## Page

▬▬▬▬▬▬

The major thrust of the text and its contribution to theory is in reminding us that the frailties of union leadership in changing contexts can provide a rich understanding of an organisation.... It is, however, the focus on the character of union leadership and their actions within a particular social context that ensures the contribution of this text.
~Martin Birt, University of Cape Town, The Journal of Industrial Relations
Daniel is masterful in interpreting efforts to unionize textile workers in the 20th century.... The book is strongest in delineating the divisions within national efforts.... Recommended for upper-division undergraduate through faculty collections.
~Choice
Daniel relates this story with insight and sensitivity. He demonstrates his grasp of the historic dynamics of the American textile industry and the formidable obstacles that workers faced (and continue to face) in attempting to gain a collective voice.... Culture of Misfortune provides an interesting and controversial contribution to an important chapter in North America's labour history.
~Jonathan Eaton, Relations Industrielles/Industrial Relations
Daniel's book is both a pleasure to read and fills in an important gap in the historiography of textile workers. It provides the first comprehensive history of the TWUA. While not a substitute for community studies, anyone undertaking a study of textile workers in the future will need to refer to this volume in order to gain an appreciation of how the union's internal politics effected its external relations.

▬▬▬▬▬▬

## Excerpted records
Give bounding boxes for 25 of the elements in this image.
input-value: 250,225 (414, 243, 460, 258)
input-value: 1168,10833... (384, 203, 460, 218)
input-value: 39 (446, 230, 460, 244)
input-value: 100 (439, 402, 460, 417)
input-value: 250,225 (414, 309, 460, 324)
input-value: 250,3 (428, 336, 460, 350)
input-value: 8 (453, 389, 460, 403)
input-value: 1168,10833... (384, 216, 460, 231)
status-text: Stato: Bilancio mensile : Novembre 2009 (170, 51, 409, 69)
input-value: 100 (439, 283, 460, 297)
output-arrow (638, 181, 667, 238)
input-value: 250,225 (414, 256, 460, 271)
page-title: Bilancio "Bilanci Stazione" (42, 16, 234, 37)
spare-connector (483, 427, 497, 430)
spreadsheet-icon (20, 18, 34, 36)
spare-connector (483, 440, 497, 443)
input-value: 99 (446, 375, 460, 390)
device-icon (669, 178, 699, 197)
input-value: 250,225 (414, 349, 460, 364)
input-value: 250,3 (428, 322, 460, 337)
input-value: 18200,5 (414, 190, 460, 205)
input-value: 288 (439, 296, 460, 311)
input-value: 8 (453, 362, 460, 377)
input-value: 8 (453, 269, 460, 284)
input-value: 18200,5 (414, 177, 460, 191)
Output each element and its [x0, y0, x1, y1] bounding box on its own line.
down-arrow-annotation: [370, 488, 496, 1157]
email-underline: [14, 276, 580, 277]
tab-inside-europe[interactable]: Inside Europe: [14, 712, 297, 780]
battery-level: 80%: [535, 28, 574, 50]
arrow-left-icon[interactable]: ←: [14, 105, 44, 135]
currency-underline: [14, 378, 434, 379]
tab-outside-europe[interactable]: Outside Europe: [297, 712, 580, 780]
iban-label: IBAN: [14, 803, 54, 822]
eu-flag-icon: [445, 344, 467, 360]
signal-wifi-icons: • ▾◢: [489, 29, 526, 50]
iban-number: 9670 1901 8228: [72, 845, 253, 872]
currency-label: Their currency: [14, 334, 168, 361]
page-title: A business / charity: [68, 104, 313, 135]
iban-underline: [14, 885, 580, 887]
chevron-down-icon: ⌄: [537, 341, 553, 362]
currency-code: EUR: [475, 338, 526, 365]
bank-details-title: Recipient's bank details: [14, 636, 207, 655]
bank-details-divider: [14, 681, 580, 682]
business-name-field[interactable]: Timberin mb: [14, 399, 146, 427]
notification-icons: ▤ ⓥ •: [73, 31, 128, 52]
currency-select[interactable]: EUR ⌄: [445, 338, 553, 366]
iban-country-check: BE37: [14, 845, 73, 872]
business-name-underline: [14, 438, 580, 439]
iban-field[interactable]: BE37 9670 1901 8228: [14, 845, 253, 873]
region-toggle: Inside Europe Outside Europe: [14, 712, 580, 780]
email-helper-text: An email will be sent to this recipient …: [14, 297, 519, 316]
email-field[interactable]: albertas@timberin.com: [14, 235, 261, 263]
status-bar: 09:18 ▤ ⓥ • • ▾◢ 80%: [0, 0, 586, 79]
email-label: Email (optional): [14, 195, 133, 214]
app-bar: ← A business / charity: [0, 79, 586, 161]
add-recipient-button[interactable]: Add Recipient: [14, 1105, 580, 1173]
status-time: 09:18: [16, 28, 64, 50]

▬▬▬▬▬▬

## Given task
From the book reviews above, pull out the passage starting with "The major thrust" and going on through "through faculty collections.", copying it word for word.

## The response
The major thrust of the text and its contribution to theory is in reminding us that the frailties of union leadership in changing contexts can provide a rich understanding of an organisation.... It is, however, the focus on the character of union leadership and their actions within a particular social context that ensures the contribution of this text.
~Martin Birt, University of Cape Town, The Journal of Industrial Relations
Daniel is masterful in interpreting efforts to unionize textile workers in the 20th century.... The book is strongest in delineating the divisions within national efforts.... Recommended for upper-division undergraduate through faculty collections.